#### EXERCISE PROMPT
Give the count of lines holding the string "value" and nothing else.

──────────────────────────────

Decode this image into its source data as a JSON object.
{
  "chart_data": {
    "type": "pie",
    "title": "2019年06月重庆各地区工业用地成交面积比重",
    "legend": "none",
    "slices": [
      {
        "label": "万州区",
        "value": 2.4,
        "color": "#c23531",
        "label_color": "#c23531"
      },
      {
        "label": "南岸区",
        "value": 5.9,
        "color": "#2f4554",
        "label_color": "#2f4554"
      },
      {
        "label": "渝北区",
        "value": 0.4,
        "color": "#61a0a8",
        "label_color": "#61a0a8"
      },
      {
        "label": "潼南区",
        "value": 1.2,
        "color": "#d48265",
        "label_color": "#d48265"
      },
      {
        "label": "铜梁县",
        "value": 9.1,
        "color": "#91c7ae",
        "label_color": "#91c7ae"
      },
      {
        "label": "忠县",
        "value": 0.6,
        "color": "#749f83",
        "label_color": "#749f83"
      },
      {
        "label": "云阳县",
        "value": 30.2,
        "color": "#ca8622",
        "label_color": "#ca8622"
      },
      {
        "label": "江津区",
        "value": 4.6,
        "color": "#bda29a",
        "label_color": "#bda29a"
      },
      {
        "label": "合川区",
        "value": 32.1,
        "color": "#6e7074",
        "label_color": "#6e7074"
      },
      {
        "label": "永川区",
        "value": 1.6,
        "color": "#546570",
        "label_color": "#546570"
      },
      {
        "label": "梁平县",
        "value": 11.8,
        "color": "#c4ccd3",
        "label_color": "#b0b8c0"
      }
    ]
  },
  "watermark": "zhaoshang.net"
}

──────────────────────────────

#### SOLUTION BELOW
11